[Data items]
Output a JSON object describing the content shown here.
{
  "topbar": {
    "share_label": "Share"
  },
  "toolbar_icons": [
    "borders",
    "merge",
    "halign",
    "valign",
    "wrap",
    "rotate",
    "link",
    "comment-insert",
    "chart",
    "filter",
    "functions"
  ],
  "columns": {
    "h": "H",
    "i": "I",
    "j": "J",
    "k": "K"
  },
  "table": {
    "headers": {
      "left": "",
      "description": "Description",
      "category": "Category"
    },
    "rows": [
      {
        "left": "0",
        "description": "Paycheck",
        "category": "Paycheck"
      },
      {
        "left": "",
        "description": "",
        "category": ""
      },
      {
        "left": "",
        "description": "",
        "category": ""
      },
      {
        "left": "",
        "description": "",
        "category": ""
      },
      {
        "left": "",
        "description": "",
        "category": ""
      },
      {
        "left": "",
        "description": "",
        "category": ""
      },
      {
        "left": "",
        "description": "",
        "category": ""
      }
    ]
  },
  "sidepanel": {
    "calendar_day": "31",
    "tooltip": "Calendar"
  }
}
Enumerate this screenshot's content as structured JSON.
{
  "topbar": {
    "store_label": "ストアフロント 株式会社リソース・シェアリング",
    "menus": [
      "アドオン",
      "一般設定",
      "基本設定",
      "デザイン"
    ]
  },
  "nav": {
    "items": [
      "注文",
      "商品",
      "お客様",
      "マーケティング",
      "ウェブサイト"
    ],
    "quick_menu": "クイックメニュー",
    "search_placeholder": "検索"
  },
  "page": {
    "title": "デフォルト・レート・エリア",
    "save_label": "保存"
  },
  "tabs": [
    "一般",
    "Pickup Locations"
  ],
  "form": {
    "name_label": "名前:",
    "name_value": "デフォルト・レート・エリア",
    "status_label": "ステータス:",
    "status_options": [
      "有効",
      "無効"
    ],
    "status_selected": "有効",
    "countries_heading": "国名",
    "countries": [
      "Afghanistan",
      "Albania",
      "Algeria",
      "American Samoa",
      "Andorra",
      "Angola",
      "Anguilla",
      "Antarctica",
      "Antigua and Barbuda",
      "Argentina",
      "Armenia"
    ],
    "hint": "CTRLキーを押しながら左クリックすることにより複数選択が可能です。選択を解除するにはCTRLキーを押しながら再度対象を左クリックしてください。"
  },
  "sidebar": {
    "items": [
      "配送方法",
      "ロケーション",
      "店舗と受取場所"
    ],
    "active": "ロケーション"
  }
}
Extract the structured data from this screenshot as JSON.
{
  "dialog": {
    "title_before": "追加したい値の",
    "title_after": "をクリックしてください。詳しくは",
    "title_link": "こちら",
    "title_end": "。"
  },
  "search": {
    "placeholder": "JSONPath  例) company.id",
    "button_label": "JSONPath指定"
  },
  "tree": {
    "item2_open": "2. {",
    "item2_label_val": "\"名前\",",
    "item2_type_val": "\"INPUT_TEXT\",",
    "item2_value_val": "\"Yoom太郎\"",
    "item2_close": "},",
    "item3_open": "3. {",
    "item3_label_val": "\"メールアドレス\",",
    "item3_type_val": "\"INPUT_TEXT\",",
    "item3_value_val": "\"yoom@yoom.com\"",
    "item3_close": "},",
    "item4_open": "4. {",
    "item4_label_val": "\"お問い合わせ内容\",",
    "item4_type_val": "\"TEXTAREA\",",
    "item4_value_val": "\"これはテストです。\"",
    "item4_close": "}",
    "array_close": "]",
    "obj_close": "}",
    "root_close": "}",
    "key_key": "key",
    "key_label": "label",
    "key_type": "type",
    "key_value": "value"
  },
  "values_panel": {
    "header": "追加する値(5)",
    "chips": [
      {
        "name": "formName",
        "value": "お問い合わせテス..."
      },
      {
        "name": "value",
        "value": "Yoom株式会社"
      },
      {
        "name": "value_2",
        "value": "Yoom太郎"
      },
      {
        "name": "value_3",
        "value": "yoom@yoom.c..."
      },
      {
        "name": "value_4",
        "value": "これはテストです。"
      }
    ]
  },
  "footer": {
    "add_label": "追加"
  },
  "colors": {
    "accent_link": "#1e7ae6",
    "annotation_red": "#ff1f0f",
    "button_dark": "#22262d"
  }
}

STATED PROBLEM:
Filter the records down to the lines that contain the string "content", and copy those lines.

ANSWER FOR THIS EXERCISE:
Output a JSON object describing the content shown here.
Enumerate this screenshot's content as structured JSON.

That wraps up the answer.